=== Stated goal ===
Scan the records for the word "экологии". Copy each line that includes it.

***** Stored records *****

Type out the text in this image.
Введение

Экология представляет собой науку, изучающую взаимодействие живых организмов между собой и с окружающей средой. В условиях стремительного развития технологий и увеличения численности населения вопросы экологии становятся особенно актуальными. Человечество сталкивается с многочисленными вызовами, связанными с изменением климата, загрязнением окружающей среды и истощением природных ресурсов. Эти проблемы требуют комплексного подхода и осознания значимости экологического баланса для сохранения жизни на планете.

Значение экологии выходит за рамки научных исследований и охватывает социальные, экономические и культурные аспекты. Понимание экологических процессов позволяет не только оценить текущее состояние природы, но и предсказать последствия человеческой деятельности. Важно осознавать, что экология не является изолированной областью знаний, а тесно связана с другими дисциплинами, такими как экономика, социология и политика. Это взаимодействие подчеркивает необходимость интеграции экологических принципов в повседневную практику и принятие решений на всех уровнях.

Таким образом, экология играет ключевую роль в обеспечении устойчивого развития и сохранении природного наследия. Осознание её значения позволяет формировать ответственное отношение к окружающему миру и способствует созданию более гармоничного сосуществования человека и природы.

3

*****
***** Stored records *****

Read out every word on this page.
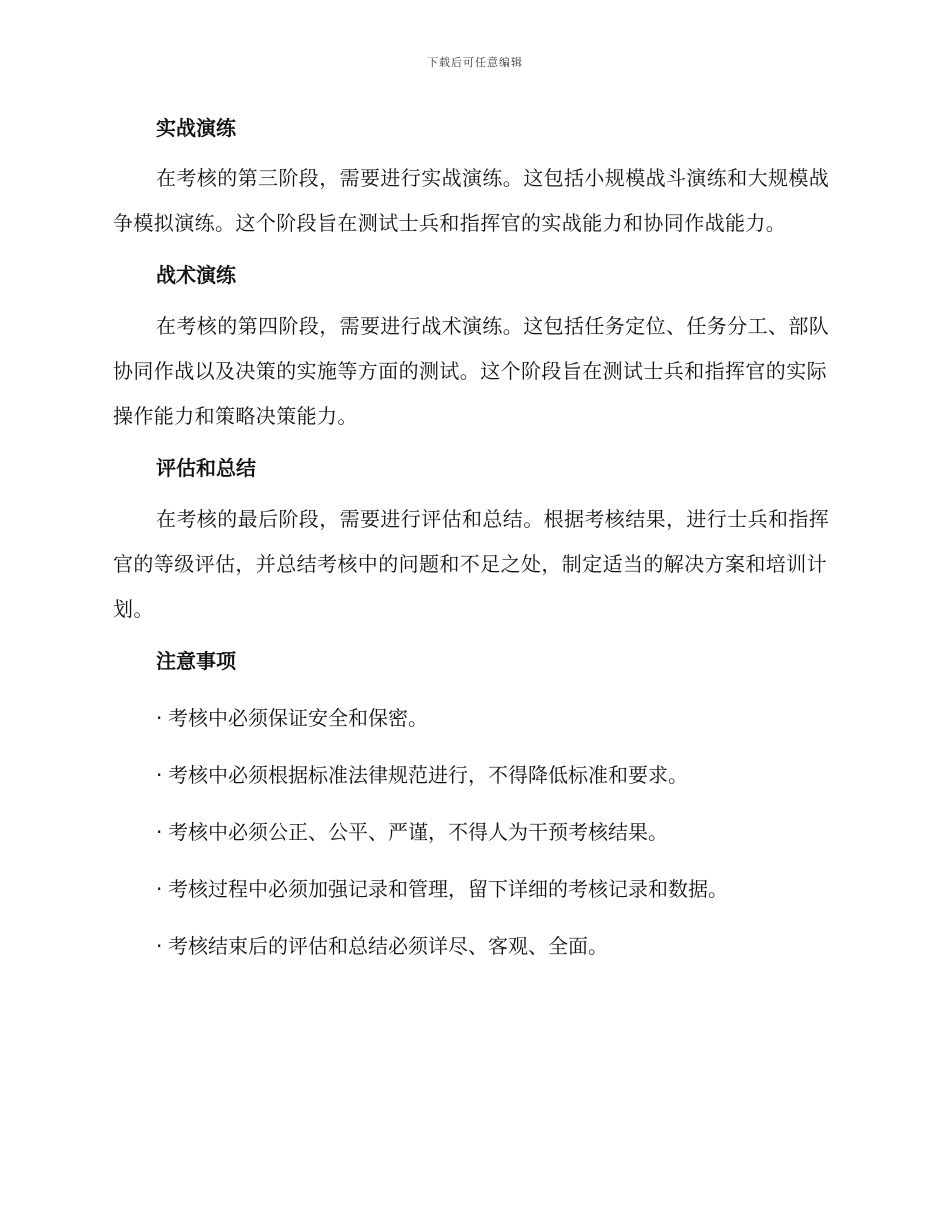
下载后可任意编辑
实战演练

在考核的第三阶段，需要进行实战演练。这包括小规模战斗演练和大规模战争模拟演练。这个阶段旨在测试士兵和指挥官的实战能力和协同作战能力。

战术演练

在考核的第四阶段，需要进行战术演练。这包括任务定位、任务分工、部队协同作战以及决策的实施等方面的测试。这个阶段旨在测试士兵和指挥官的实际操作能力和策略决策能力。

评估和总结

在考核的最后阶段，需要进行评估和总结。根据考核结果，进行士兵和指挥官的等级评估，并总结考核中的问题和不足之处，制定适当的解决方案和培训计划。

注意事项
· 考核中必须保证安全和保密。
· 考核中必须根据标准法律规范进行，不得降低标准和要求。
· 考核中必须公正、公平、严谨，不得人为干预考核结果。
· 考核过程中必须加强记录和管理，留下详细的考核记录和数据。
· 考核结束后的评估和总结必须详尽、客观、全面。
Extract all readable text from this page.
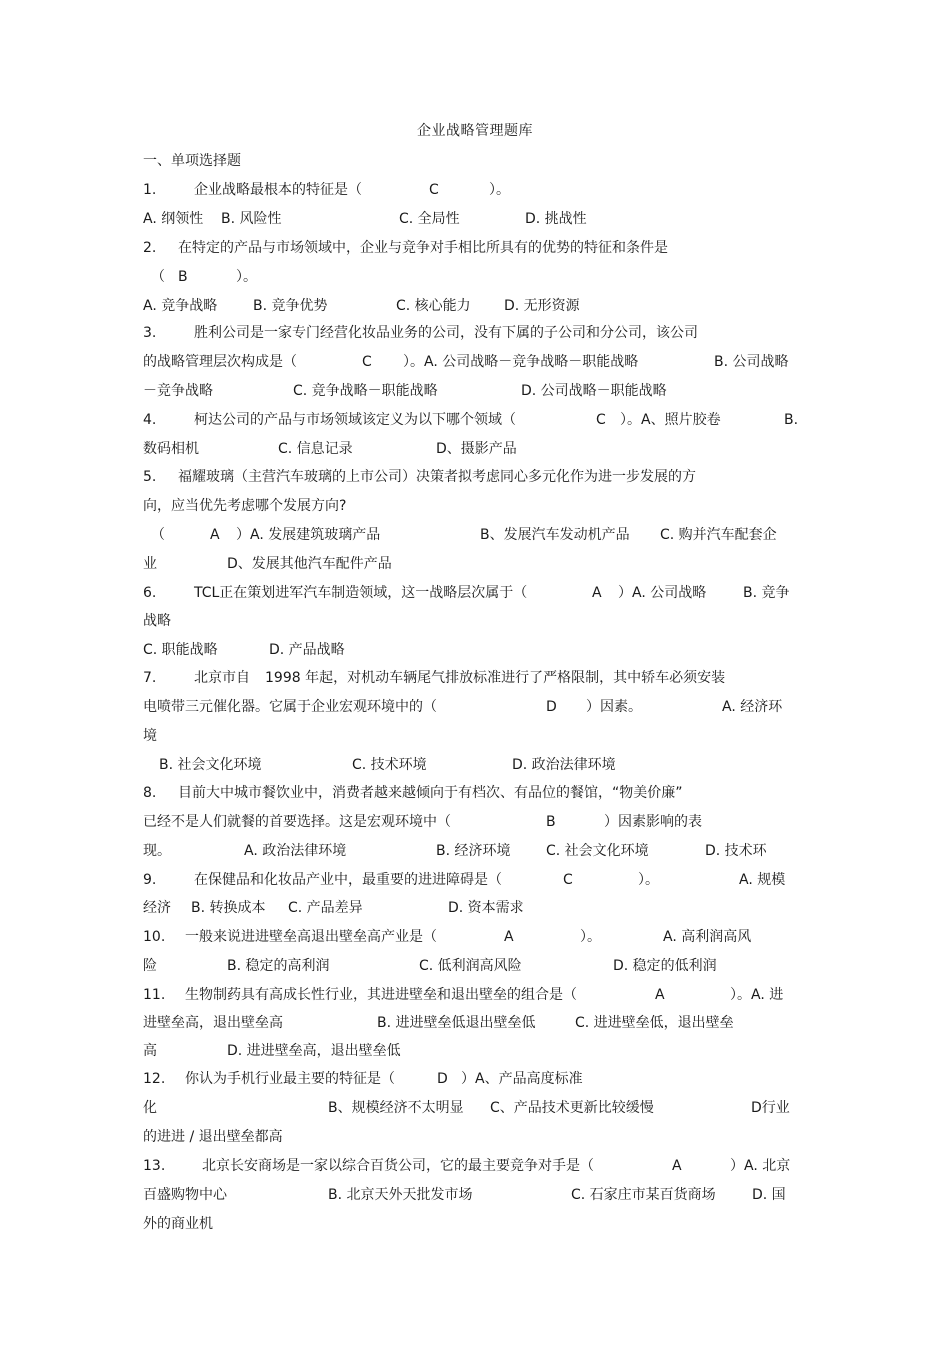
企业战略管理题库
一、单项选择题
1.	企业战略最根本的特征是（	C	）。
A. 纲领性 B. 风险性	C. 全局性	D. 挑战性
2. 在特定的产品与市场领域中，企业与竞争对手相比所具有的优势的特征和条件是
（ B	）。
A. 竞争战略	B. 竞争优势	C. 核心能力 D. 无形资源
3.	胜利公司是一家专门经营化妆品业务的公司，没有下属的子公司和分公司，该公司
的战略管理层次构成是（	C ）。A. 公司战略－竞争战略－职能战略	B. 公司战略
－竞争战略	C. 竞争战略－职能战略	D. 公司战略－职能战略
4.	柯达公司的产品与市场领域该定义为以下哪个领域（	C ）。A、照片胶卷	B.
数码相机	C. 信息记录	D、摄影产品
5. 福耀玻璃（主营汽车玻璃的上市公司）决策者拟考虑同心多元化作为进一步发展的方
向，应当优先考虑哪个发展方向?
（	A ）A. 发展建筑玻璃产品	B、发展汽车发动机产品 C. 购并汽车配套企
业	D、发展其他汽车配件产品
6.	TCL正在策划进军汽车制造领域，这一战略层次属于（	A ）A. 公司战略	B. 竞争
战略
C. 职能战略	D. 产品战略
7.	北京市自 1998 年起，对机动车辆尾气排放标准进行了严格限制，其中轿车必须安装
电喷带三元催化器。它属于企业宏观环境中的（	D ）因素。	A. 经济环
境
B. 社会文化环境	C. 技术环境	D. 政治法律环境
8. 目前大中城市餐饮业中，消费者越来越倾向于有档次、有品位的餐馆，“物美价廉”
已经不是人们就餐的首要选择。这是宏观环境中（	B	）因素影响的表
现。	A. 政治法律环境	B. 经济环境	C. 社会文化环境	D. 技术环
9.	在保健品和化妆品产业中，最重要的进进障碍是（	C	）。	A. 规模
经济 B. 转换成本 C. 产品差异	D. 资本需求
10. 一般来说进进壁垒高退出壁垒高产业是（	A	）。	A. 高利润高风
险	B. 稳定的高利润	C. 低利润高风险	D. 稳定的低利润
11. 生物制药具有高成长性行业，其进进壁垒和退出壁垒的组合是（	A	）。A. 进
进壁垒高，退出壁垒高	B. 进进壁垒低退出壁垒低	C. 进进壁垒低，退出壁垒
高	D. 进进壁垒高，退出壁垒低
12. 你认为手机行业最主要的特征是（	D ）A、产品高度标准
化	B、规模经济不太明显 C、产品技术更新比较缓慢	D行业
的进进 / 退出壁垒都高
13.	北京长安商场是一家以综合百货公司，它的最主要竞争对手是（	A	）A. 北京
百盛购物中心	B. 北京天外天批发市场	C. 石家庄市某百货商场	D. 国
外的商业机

*****
***** Stored records *****

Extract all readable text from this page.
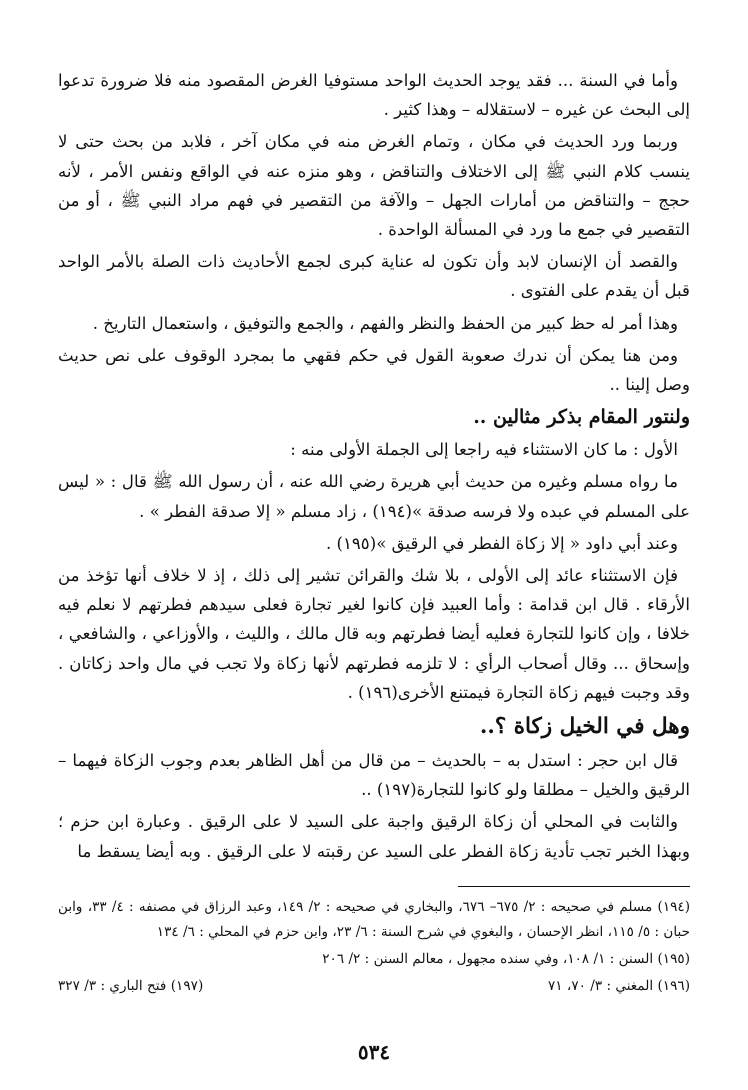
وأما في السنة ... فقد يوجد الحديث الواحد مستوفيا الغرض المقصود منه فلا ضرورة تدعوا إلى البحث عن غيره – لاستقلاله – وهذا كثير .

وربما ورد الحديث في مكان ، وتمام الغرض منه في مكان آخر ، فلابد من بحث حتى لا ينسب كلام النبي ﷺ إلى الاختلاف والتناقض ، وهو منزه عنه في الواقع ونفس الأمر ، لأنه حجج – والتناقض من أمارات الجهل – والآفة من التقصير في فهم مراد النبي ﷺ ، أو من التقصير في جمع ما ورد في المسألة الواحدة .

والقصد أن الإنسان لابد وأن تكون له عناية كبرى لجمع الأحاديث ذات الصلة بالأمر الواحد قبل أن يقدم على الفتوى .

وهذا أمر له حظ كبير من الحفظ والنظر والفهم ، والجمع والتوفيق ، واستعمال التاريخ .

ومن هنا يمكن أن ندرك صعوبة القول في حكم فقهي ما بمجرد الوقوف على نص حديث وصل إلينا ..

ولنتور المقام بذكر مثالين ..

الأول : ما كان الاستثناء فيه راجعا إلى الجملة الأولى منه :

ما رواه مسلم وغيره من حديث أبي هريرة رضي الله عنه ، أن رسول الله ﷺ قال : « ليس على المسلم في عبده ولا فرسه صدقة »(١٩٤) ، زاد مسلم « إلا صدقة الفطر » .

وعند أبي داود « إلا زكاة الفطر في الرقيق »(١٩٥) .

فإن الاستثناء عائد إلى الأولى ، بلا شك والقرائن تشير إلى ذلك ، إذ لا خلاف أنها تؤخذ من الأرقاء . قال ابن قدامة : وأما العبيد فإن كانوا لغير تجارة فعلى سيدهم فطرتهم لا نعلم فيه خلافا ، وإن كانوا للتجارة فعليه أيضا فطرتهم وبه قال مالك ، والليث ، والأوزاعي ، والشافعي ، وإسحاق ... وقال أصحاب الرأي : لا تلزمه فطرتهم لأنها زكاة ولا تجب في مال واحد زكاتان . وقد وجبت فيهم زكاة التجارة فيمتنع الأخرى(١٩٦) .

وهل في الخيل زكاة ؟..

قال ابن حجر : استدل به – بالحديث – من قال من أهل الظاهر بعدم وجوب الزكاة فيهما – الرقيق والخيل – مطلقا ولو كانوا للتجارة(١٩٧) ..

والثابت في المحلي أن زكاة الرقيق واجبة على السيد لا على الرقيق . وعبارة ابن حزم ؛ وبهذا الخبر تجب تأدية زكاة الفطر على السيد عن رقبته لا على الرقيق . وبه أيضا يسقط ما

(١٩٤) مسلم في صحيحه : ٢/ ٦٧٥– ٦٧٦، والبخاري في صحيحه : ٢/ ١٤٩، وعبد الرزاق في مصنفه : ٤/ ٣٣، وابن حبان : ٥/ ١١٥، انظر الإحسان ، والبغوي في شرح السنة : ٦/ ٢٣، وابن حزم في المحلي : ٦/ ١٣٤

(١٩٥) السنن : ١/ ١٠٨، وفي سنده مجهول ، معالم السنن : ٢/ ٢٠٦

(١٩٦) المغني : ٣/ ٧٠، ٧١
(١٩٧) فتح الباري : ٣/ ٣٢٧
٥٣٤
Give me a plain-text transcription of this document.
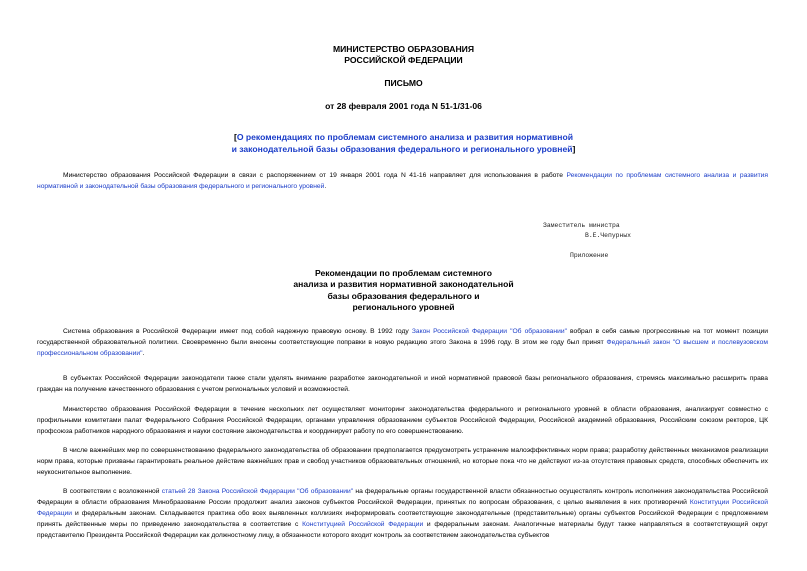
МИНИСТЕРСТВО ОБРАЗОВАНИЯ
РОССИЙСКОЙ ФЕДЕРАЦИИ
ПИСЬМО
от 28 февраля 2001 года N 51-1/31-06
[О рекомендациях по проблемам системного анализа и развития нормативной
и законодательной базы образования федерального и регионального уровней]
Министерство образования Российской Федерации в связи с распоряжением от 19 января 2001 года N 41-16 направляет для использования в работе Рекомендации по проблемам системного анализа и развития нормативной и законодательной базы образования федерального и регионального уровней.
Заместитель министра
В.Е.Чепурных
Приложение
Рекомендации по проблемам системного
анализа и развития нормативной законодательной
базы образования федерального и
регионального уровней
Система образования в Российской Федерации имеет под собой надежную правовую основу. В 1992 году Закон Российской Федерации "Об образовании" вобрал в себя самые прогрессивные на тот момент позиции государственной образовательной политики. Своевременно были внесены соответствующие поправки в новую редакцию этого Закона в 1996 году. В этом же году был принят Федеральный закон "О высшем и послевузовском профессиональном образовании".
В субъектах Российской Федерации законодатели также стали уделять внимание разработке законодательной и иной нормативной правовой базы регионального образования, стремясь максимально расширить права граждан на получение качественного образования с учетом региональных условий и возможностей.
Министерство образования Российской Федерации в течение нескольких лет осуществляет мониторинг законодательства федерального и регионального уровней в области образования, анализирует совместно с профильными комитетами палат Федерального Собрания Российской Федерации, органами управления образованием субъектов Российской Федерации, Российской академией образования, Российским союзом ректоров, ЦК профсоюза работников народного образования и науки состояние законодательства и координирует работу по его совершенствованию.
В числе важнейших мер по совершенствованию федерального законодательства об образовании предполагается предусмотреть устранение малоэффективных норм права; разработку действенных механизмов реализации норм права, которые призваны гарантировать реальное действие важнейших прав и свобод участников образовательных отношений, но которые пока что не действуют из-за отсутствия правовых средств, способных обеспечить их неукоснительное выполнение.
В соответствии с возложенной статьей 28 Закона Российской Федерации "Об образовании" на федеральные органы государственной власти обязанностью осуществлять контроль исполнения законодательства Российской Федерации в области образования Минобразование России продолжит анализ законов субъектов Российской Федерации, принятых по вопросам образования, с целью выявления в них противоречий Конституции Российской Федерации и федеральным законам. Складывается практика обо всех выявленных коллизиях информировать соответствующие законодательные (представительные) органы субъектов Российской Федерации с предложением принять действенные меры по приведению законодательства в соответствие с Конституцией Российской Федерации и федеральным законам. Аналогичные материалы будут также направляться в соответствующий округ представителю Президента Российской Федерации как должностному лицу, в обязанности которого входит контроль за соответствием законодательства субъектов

*****

=== Full solution ===
Экология представляет собой науку, изучающую взаимодействие живых организмов между собой и с окружающей средой. В условиях стремительного развития технологий и увеличения численности населения вопросы экологии становятся особенно актуальными. Человечество сталкивается с многочисленными вызовами, связанными с изменением климата, загрязнением окружающей среды и истощением природных ресурсов. Эти проблемы требуют комплексного подхода и осознания значимости экологического баланса для сохранения жизни на планете.
Значение экологии выходит за рамки научных исследований и охватывает социальные, экономические и культурные аспекты. Понимание экологических процессов позволяет не только оценить текущее состояние природы, но и предсказать последствия человеческой деятельности. Важно осознавать, что экология не является изолированной областью знаний, а тесно связана с другими дисциплинами, такими как экономика, социология и политика. Это взаимодействие подчеркивает необходимость интеграции экологических принципов в повседневную практику и принятие решений на всех уровнях.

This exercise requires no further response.